SUPPLIED MATERIAL
_____

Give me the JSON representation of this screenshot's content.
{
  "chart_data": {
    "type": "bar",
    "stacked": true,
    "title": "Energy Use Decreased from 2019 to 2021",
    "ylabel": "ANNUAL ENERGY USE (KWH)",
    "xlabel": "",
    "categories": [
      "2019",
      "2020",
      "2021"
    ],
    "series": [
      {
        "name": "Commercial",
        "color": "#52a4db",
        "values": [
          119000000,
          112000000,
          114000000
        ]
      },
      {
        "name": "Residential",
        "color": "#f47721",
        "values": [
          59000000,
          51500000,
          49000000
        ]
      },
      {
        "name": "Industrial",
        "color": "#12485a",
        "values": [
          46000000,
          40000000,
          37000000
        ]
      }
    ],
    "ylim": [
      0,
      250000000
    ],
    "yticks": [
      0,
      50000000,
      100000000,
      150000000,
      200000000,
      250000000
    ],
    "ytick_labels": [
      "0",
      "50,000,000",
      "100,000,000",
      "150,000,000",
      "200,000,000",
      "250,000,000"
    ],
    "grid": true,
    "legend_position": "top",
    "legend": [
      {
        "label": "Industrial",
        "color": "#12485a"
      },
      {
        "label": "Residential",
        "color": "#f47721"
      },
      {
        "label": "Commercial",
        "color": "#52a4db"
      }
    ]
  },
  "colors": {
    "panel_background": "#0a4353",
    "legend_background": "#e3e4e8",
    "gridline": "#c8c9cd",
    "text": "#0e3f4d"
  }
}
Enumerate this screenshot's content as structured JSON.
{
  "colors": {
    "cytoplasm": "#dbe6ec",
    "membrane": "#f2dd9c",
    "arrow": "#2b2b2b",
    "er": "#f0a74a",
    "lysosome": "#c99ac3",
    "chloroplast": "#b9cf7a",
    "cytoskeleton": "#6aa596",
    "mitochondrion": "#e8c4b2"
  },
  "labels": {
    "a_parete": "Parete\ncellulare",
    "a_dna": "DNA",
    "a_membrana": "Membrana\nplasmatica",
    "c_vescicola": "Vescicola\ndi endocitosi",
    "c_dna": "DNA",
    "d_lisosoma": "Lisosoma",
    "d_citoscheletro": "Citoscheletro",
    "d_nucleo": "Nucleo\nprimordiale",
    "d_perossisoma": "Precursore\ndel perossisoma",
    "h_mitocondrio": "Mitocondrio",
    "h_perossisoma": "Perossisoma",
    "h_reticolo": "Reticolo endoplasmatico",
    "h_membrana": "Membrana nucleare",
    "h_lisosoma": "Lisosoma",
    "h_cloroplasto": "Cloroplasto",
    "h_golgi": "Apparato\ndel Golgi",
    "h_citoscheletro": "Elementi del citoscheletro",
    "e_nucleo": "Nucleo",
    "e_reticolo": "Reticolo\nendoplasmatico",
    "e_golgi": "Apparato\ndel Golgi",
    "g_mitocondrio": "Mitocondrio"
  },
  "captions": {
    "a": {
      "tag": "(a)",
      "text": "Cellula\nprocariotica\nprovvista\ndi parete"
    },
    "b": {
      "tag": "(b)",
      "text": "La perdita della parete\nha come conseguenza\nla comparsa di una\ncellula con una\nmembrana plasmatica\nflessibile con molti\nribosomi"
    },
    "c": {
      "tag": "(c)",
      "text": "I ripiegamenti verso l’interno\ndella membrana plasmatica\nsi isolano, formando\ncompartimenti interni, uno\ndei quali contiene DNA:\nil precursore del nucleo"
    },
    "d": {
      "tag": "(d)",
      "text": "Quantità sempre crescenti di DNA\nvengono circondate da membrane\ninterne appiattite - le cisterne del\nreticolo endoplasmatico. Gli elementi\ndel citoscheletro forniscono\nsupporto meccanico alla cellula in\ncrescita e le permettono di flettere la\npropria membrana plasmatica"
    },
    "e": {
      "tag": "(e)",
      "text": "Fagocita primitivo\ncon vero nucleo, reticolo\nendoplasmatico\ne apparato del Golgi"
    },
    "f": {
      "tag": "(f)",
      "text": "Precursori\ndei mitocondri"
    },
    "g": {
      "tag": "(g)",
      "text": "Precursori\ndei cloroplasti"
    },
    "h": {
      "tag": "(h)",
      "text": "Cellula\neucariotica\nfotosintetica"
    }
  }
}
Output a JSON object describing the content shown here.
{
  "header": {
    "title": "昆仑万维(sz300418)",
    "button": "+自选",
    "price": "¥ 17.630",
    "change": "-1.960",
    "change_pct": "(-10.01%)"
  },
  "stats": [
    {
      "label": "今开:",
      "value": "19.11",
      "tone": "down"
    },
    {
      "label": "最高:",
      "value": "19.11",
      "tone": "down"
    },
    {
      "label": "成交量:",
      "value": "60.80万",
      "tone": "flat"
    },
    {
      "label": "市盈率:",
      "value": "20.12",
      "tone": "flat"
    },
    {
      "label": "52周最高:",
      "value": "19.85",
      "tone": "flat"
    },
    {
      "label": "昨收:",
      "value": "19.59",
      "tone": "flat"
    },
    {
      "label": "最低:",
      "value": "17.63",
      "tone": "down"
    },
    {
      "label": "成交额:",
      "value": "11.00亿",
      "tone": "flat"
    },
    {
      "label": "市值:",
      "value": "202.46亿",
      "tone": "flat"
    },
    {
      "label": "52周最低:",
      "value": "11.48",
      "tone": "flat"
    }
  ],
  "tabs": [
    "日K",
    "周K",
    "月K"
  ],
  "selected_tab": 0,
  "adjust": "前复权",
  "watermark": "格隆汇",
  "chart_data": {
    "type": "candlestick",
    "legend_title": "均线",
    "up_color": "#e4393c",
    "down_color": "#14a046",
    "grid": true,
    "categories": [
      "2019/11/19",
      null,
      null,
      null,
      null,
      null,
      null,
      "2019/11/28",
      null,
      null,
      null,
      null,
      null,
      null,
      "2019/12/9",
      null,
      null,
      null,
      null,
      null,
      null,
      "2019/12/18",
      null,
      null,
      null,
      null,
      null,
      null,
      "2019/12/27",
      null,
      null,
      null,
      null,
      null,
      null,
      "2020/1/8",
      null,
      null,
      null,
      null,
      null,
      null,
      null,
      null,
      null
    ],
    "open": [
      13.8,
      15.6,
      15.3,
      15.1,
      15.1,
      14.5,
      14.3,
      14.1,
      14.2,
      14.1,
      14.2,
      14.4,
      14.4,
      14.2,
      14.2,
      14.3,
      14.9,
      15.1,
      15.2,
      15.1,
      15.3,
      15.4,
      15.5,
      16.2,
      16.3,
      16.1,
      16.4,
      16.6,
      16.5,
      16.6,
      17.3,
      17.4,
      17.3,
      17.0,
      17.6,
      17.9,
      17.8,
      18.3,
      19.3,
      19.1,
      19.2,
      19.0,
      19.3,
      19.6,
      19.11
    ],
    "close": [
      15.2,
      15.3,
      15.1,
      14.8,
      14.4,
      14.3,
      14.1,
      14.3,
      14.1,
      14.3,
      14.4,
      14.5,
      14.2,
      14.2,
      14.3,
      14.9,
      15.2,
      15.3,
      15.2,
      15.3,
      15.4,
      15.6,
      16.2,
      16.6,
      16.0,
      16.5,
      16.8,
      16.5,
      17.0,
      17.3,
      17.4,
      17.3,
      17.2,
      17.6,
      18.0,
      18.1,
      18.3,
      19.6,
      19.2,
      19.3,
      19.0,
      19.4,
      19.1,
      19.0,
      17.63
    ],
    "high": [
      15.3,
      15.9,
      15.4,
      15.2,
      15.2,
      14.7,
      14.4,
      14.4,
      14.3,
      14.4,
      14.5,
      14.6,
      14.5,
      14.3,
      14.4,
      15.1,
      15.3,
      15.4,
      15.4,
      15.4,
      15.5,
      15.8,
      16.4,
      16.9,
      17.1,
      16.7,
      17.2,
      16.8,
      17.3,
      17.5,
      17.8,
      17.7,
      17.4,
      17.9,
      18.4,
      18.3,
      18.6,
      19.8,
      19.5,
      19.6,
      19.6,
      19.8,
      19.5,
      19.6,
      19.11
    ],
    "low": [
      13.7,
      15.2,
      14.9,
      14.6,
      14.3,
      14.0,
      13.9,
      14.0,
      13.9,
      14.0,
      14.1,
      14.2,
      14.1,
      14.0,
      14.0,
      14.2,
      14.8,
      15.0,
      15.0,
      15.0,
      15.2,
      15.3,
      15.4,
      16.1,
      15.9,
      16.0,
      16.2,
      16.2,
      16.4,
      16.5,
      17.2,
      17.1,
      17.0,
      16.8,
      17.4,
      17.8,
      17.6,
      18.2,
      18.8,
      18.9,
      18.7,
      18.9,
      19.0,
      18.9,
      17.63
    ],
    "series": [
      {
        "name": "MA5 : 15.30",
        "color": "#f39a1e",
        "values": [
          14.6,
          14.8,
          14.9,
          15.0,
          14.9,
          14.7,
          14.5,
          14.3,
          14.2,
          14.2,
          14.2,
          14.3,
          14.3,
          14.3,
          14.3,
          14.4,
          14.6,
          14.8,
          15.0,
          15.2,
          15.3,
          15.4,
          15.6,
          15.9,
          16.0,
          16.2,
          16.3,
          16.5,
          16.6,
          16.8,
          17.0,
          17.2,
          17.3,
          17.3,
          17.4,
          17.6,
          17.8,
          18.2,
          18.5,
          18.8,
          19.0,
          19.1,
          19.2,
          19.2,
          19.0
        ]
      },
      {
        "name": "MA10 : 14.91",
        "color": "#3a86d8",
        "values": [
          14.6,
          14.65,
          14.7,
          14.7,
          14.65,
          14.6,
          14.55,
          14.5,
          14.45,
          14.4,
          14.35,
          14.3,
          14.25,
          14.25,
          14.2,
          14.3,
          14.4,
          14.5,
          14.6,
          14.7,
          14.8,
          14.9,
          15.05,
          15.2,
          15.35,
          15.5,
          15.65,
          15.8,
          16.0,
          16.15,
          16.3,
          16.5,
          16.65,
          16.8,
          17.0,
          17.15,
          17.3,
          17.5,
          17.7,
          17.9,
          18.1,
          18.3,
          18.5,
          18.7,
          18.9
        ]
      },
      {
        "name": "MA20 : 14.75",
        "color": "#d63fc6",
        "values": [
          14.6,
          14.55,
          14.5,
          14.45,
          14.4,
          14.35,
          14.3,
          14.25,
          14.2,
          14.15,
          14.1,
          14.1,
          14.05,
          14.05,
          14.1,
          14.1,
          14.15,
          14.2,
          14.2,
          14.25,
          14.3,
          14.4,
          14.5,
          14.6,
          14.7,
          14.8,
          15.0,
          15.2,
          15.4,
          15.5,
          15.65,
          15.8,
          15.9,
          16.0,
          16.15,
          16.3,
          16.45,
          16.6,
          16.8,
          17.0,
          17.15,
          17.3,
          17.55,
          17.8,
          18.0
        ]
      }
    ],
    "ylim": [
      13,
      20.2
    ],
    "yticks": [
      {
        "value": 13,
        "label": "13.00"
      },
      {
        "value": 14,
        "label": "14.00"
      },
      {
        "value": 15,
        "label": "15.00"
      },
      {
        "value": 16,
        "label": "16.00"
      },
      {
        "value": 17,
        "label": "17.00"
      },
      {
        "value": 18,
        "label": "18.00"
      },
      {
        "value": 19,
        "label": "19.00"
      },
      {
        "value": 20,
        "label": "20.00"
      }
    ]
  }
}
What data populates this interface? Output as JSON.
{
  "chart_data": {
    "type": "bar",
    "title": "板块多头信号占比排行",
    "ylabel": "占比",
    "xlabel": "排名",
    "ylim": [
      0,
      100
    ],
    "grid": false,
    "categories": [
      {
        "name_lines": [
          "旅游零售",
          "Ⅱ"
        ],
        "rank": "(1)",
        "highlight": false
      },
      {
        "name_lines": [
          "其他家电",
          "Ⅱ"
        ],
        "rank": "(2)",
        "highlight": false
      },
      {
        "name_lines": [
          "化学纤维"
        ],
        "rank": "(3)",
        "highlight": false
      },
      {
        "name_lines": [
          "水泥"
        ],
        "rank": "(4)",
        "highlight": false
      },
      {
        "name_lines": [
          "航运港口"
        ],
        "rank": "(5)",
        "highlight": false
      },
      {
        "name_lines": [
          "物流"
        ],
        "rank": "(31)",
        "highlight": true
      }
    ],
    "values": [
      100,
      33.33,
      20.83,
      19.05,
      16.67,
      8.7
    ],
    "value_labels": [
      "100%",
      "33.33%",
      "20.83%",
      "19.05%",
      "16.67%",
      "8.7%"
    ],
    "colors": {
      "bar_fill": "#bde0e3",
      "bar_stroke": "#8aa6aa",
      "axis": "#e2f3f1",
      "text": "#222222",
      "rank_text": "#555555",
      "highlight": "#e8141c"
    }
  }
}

_____

GOAL
Where a line above contains the string "Golgi", copy that line.

RESULT OF THIS EXERCISE
    "h_golgi": "Apparato\ndel Golgi",
    "e_golgi": "Apparato\ndel Golgi",
      "text": "Fagocita primitivo\ncon vero nucleo, reticolo\nendoplasmatico\ne apparato del Golgi"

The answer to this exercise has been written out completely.